Lines of data:
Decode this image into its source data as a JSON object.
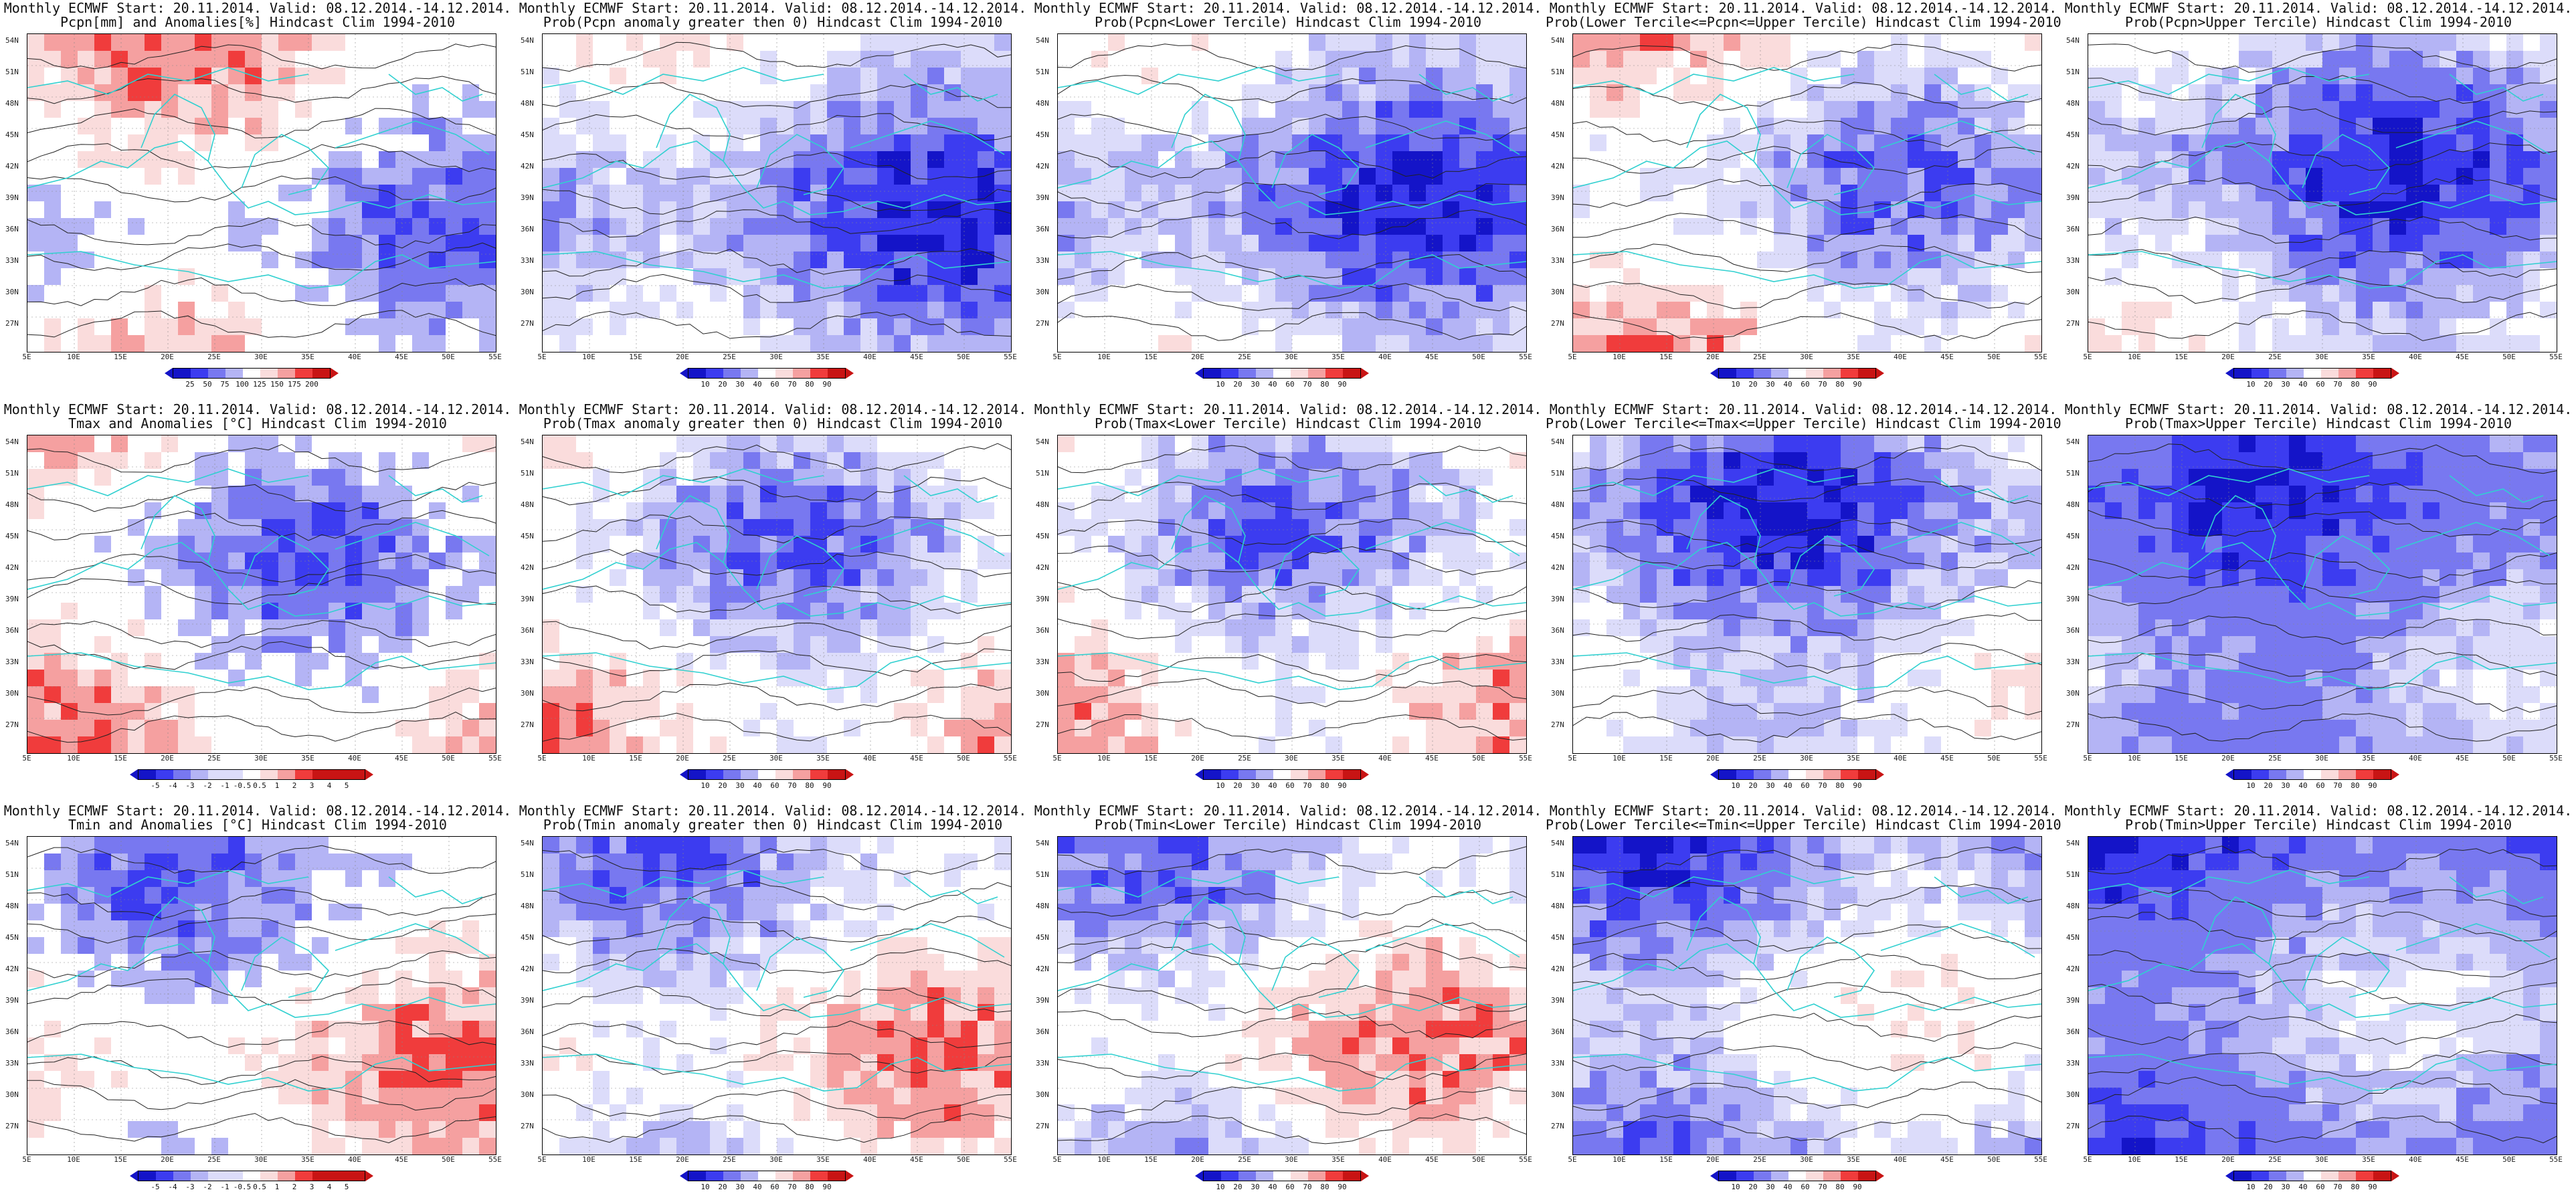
{
  "latitudes": [
    "54N",
    "51N",
    "48N",
    "45N",
    "42N",
    "39N",
    "36N",
    "33N",
    "30N",
    "27N"
  ],
  "longitudes": [
    "5E",
    "10E",
    "15E",
    "20E",
    "25E",
    "30E",
    "35E",
    "40E",
    "45E",
    "50E",
    "55E"
  ],
  "rows": [
    {
      "variable": "precipitation",
      "panels": [
        {
          "title1": "Monthly ECMWF Start: 20.11.2014. Valid: 08.12.2014.-14.12.2014.",
          "title2": "Pcpn[mm] and Anomalies[%] Hindcast Clim 1994-2010",
          "scheme": "anom",
          "scale": [
            "25",
            "50",
            "75",
            "100",
            "125",
            "150",
            "175",
            "200"
          ]
        },
        {
          "title1": "Monthly ECMWF Start: 20.11.2014. Valid: 08.12.2014.-14.12.2014.",
          "title2": "Prob(Pcpn anomaly greater then 0) Hindcast Clim 1994-2010",
          "scheme": "prob_low",
          "scale": [
            "10",
            "20",
            "30",
            "40",
            "60",
            "70",
            "80",
            "90"
          ]
        },
        {
          "title1": "Monthly ECMWF Start: 20.11.2014. Valid: 08.12.2014.-14.12.2014.",
          "title2": "Prob(Pcpn<Lower Tercile) Hindcast Clim 1994-2010",
          "scheme": "prob_low",
          "scale": [
            "10",
            "20",
            "30",
            "40",
            "60",
            "70",
            "80",
            "90"
          ]
        },
        {
          "title1": "Monthly ECMWF Start: 20.11.2014. Valid: 08.12.2014.-14.12.2014.",
          "title2": "Prob(Lower Tercile<=Pcpn<=Upper Tercile) Hindcast Clim 1994-2010",
          "scheme": "prob_mix",
          "scale": [
            "10",
            "20",
            "30",
            "40",
            "60",
            "70",
            "80",
            "90"
          ]
        },
        {
          "title1": "Monthly ECMWF Start: 20.11.2014. Valid: 08.12.2014.-14.12.2014.",
          "title2": "Prob(Pcpn>Upper Tercile) Hindcast Clim 1994-2010",
          "scheme": "prob_low",
          "scale": [
            "10",
            "20",
            "30",
            "40",
            "60",
            "70",
            "80",
            "90"
          ]
        }
      ]
    },
    {
      "variable": "tmax",
      "panels": [
        {
          "title1": "Monthly ECMWF Start: 20.11.2014. Valid: 08.12.2014.-14.12.2014.",
          "title2": "Tmax and Anomalies [°C] Hindcast Clim 1994-2010",
          "scheme": "anom",
          "scale": [
            "-5",
            "-4",
            "-3",
            "-2",
            "-1",
            "-0.5",
            "0.5",
            "1",
            "2",
            "3",
            "4",
            "5"
          ]
        },
        {
          "title1": "Monthly ECMWF Start: 20.11.2014. Valid: 08.12.2014.-14.12.2014.",
          "title2": "Prob(Tmax anomaly greater then 0) Hindcast Clim 1994-2010",
          "scheme": "prob_mix",
          "scale": [
            "10",
            "20",
            "30",
            "40",
            "60",
            "70",
            "80",
            "90"
          ]
        },
        {
          "title1": "Monthly ECMWF Start: 20.11.2014. Valid: 08.12.2014.-14.12.2014.",
          "title2": "Prob(Tmax<Lower Tercile) Hindcast Clim 1994-2010",
          "scheme": "prob_mix",
          "scale": [
            "10",
            "20",
            "30",
            "40",
            "60",
            "70",
            "80",
            "90"
          ]
        },
        {
          "title1": "Monthly ECMWF Start: 20.11.2014. Valid: 08.12.2014.-14.12.2014.",
          "title2": "Prob(Lower Tercile<=Tmax<=Upper Tercile) Hindcast Clim 1994-2010",
          "scheme": "prob_low",
          "scale": [
            "10",
            "20",
            "30",
            "40",
            "60",
            "70",
            "80",
            "90"
          ]
        },
        {
          "title1": "Monthly ECMWF Start: 20.11.2014. Valid: 08.12.2014.-14.12.2014.",
          "title2": "Prob(Tmax>Upper Tercile) Hindcast Clim 1994-2010",
          "scheme": "prob_deep",
          "scale": [
            "10",
            "20",
            "30",
            "40",
            "60",
            "70",
            "80",
            "90"
          ]
        }
      ]
    },
    {
      "variable": "tmin",
      "panels": [
        {
          "title1": "Monthly ECMWF Start: 20.11.2014. Valid: 08.12.2014.-14.12.2014.",
          "title2": "Tmin and Anomalies [°C] Hindcast Clim 1994-2010",
          "scheme": "anom",
          "scale": [
            "-5",
            "-4",
            "-3",
            "-2",
            "-1",
            "-0.5",
            "0.5",
            "1",
            "2",
            "3",
            "4",
            "5"
          ]
        },
        {
          "title1": "Monthly ECMWF Start: 20.11.2014. Valid: 08.12.2014.-14.12.2014.",
          "title2": "Prob(Tmin anomaly greater then 0) Hindcast Clim 1994-2010",
          "scheme": "prob_mix",
          "scale": [
            "10",
            "20",
            "30",
            "40",
            "60",
            "70",
            "80",
            "90"
          ]
        },
        {
          "title1": "Monthly ECMWF Start: 20.11.2014. Valid: 08.12.2014.-14.12.2014.",
          "title2": "Prob(Tmin<Lower Tercile) Hindcast Clim 1994-2010",
          "scheme": "prob_mix",
          "scale": [
            "10",
            "20",
            "30",
            "40",
            "60",
            "70",
            "80",
            "90"
          ]
        },
        {
          "title1": "Monthly ECMWF Start: 20.11.2014. Valid: 08.12.2014.-14.12.2014.",
          "title2": "Prob(Lower Tercile<=Tmin<=Upper Tercile) Hindcast Clim 1994-2010",
          "scheme": "prob_low",
          "scale": [
            "10",
            "20",
            "30",
            "40",
            "60",
            "70",
            "80",
            "90"
          ]
        },
        {
          "title1": "Monthly ECMWF Start: 20.11.2014. Valid: 08.12.2014.-14.12.2014.",
          "title2": "Prob(Tmin>Upper Tercile) Hindcast Clim 1994-2010",
          "scheme": "prob_deep",
          "scale": [
            "10",
            "20",
            "30",
            "40",
            "60",
            "70",
            "80",
            "90"
          ]
        }
      ]
    }
  ],
  "colors": {
    "deep_blue": "#1414c8",
    "blue": "#3c3cf0",
    "mid_blue": "#7878f0",
    "light_blue": "#b4b4f5",
    "pale_blue": "#dcdcfa",
    "white": "#ffffff",
    "pale_red": "#fadcdc",
    "light_red": "#f5a0a0",
    "red": "#f03c3c",
    "deep_red": "#c81414",
    "coastline": "#30d0d0",
    "contour": "#222222"
  }
}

■ **Problem details**: Take the listing and print it again exactly, but without any pictures.

■ **The answer**:
Decode this image into its source data as a JSON object.
{
  "latitudes": [
    "54N",
    "51N",
    "48N",
    "45N",
    "42N",
    "39N",
    "36N",
    "33N",
    "30N",
    "27N"
  ],
  "longitudes": [
    "5E",
    "10E",
    "15E",
    "20E",
    "25E",
    "30E",
    "35E",
    "40E",
    "45E",
    "50E",
    "55E"
  ],
  "rows": [
    {
      "variable": "precipitation",
      "panels": [
        {
          "title1": "Monthly ECMWF Start: 20.11.2014. Valid: 08.12.2014.-14.12.2014.",
          "title2": "Pcpn[mm] and Anomalies[%] Hindcast Clim 1994-2010",
          "scheme": "anom",
          "scale": [
            "25",
            "50",
            "75",
            "100",
            "125",
            "150",
            "175",
            "200"
          ]
        },
        {
          "title1": "Monthly ECMWF Start: 20.11.2014. Valid: 08.12.2014.-14.12.2014.",
          "title2": "Prob(Pcpn anomaly greater then 0) Hindcast Clim 1994-2010",
          "scheme": "prob_low",
          "scale": [
            "10",
            "20",
            "30",
            "40",
            "60",
            "70",
            "80",
            "90"
          ]
        },
        {
          "title1": "Monthly ECMWF Start: 20.11.2014. Valid: 08.12.2014.-14.12.2014.",
          "title2": "Prob(Pcpn<Lower Tercile) Hindcast Clim 1994-2010",
          "scheme": "prob_low",
          "scale": [
            "10",
            "20",
            "30",
            "40",
            "60",
            "70",
            "80",
            "90"
          ]
        },
        {
          "title1": "Monthly ECMWF Start: 20.11.2014. Valid: 08.12.2014.-14.12.2014.",
          "title2": "Prob(Lower Tercile<=Pcpn<=Upper Tercile) Hindcast Clim 1994-2010",
          "scheme": "prob_mix",
          "scale": [
            "10",
            "20",
            "30",
            "40",
            "60",
            "70",
            "80",
            "90"
          ]
        },
        {
          "title1": "Monthly ECMWF Start: 20.11.2014. Valid: 08.12.2014.-14.12.2014.",
          "title2": "Prob(Pcpn>Upper Tercile) Hindcast Clim 1994-2010",
          "scheme": "prob_low",
          "scale": [
            "10",
            "20",
            "30",
            "40",
            "60",
            "70",
            "80",
            "90"
          ]
        }
      ]
    },
    {
      "variable": "tmax",
      "panels": [
        {
          "title1": "Monthly ECMWF Start: 20.11.2014. Valid: 08.12.2014.-14.12.2014.",
          "title2": "Tmax and Anomalies [°C] Hindcast Clim 1994-2010",
          "scheme": "anom",
          "scale": [
            "-5",
            "-4",
            "-3",
            "-2",
            "-1",
            "-0.5",
            "0.5",
            "1",
            "2",
            "3",
            "4",
            "5"
          ]
        },
        {
          "title1": "Monthly ECMWF Start: 20.11.2014. Valid: 08.12.2014.-14.12.2014.",
          "title2": "Prob(Tmax anomaly greater then 0) Hindcast Clim 1994-2010",
          "scheme": "prob_mix",
          "scale": [
            "10",
            "20",
            "30",
            "40",
            "60",
            "70",
            "80",
            "90"
          ]
        },
        {
          "title1": "Monthly ECMWF Start: 20.11.2014. Valid: 08.12.2014.-14.12.2014.",
          "title2": "Prob(Tmax<Lower Tercile) Hindcast Clim 1994-2010",
          "scheme": "prob_mix",
          "scale": [
            "10",
            "20",
            "30",
            "40",
            "60",
            "70",
            "80",
            "90"
          ]
        },
        {
          "title1": "Monthly ECMWF Start: 20.11.2014. Valid: 08.12.2014.-14.12.2014.",
          "title2": "Prob(Lower Tercile<=Tmax<=Upper Tercile) Hindcast Clim 1994-2010",
          "scheme": "prob_low",
          "scale": [
            "10",
            "20",
            "30",
            "40",
            "60",
            "70",
            "80",
            "90"
          ]
        },
        {
          "title1": "Monthly ECMWF Start: 20.11.2014. Valid: 08.12.2014.-14.12.2014.",
          "title2": "Prob(Tmax>Upper Tercile) Hindcast Clim 1994-2010",
          "scheme": "prob_deep",
          "scale": [
            "10",
            "20",
            "30",
            "40",
            "60",
            "70",
            "80",
            "90"
          ]
        }
      ]
    },
    {
      "variable": "tmin",
      "panels": [
        {
          "title1": "Monthly ECMWF Start: 20.11.2014. Valid: 08.12.2014.-14.12.2014.",
          "title2": "Tmin and Anomalies [°C] Hindcast Clim 1994-2010",
          "scheme": "anom",
          "scale": [
            "-5",
            "-4",
            "-3",
            "-2",
            "-1",
            "-0.5",
            "0.5",
            "1",
            "2",
            "3",
            "4",
            "5"
          ]
        },
        {
          "title1": "Monthly ECMWF Start: 20.11.2014. Valid: 08.12.2014.-14.12.2014.",
          "title2": "Prob(Tmin anomaly greater then 0) Hindcast Clim 1994-2010",
          "scheme": "prob_mix",
          "scale": [
            "10",
            "20",
            "30",
            "40",
            "60",
            "70",
            "80",
            "90"
          ]
        },
        {
          "title1": "Monthly ECMWF Start: 20.11.2014. Valid: 08.12.2014.-14.12.2014.",
          "title2": "Prob(Tmin<Lower Tercile) Hindcast Clim 1994-2010",
          "scheme": "prob_mix",
          "scale": [
            "10",
            "20",
            "30",
            "40",
            "60",
            "70",
            "80",
            "90"
          ]
        },
        {
          "title1": "Monthly ECMWF Start: 20.11.2014. Valid: 08.12.2014.-14.12.2014.",
          "title2": "Prob(Lower Tercile<=Tmin<=Upper Tercile) Hindcast Clim 1994-2010",
          "scheme": "prob_low",
          "scale": [
            "10",
            "20",
            "30",
            "40",
            "60",
            "70",
            "80",
            "90"
          ]
        },
        {
          "title1": "Monthly ECMWF Start: 20.11.2014. Valid: 08.12.2014.-14.12.2014.",
          "title2": "Prob(Tmin>Upper Tercile) Hindcast Clim 1994-2010",
          "scheme": "prob_deep",
          "scale": [
            "10",
            "20",
            "30",
            "40",
            "60",
            "70",
            "80",
            "90"
          ]
        }
      ]
    }
  ],
  "colors": {
    "deep_blue": "#1414c8",
    "blue": "#3c3cf0",
    "mid_blue": "#7878f0",
    "light_blue": "#b4b4f5",
    "pale_blue": "#dcdcfa",
    "white": "#ffffff",
    "pale_red": "#fadcdc",
    "light_red": "#f5a0a0",
    "red": "#f03c3c",
    "deep_red": "#c81414",
    "coastline": "#30d0d0",
    "contour": "#222222"
  }
}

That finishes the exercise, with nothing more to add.